# WHAT YOU SHOULD DO
In the listing below, how many lines contain the word "Menzies"? Please respond with the number only.

──────── INFORMATION PROVIDED ────────

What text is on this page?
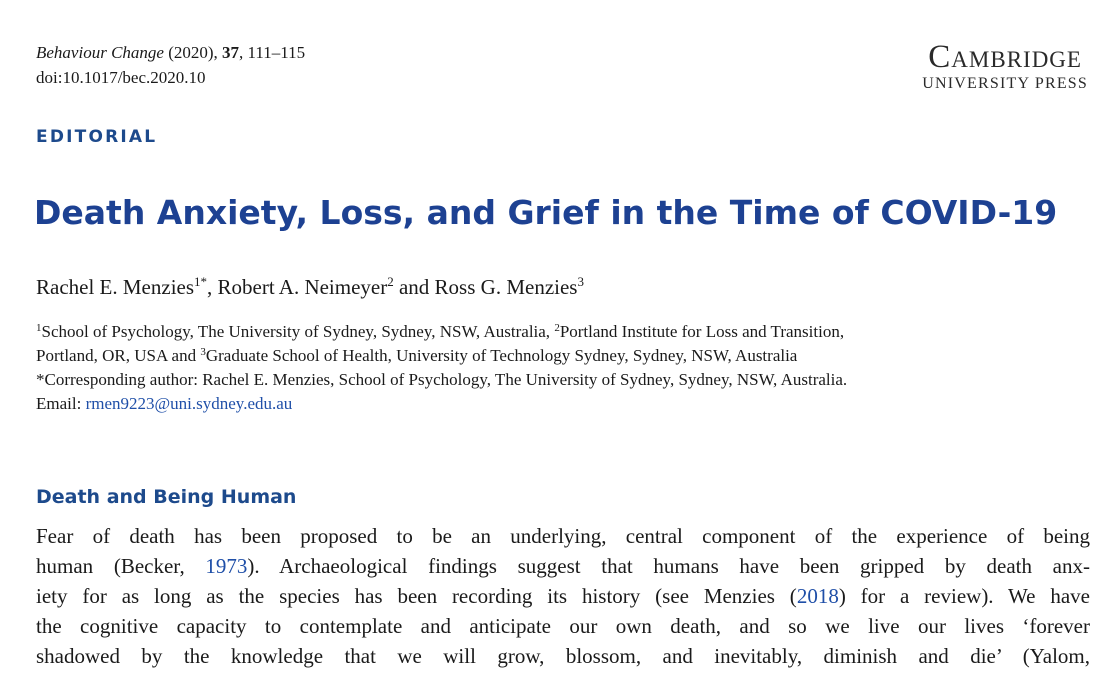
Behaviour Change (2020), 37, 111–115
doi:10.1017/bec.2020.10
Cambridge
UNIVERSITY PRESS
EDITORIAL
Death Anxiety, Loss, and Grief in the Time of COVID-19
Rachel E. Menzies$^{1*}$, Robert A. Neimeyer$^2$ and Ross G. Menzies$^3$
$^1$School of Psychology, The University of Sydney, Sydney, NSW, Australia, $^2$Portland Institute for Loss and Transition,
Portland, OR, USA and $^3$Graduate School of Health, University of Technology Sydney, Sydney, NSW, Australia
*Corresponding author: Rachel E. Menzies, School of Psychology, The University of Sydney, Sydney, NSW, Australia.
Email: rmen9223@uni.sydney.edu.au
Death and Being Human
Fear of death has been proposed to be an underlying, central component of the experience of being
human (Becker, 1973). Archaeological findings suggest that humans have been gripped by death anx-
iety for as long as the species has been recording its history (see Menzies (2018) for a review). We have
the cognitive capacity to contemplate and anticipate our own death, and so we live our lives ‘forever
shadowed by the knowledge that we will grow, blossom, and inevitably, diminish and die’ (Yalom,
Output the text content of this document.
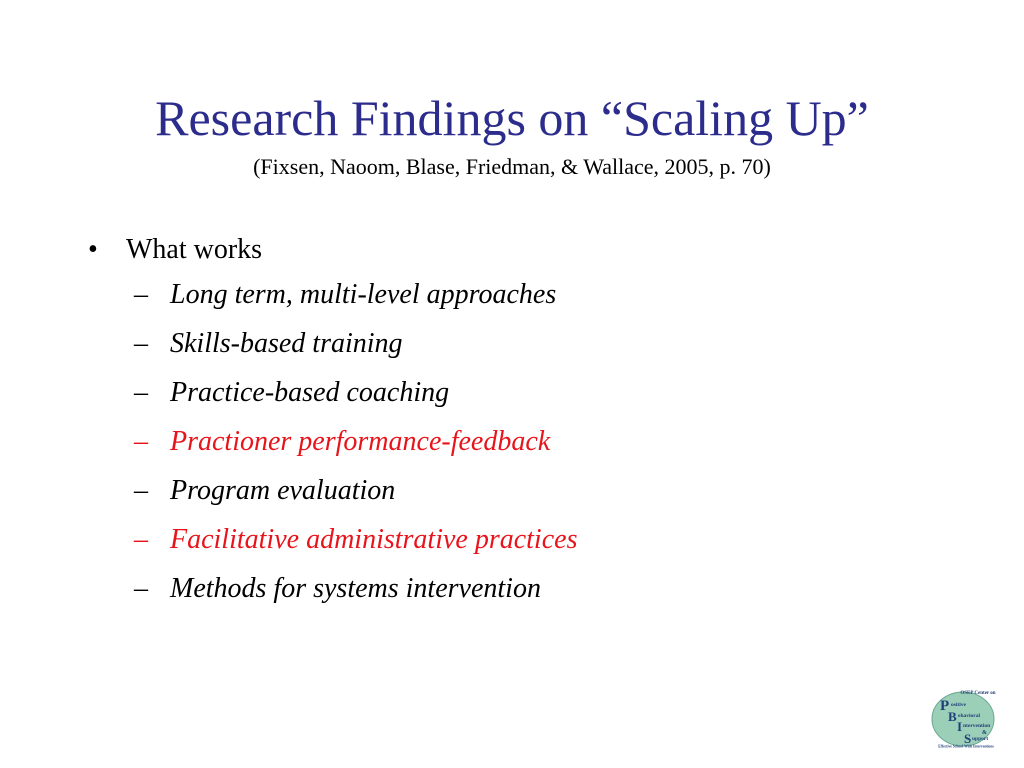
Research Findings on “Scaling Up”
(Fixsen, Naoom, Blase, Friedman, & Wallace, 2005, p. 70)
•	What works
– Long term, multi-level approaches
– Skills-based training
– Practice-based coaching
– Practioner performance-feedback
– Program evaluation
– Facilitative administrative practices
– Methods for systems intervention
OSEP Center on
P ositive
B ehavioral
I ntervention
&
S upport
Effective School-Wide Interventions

────────

# REPLY
3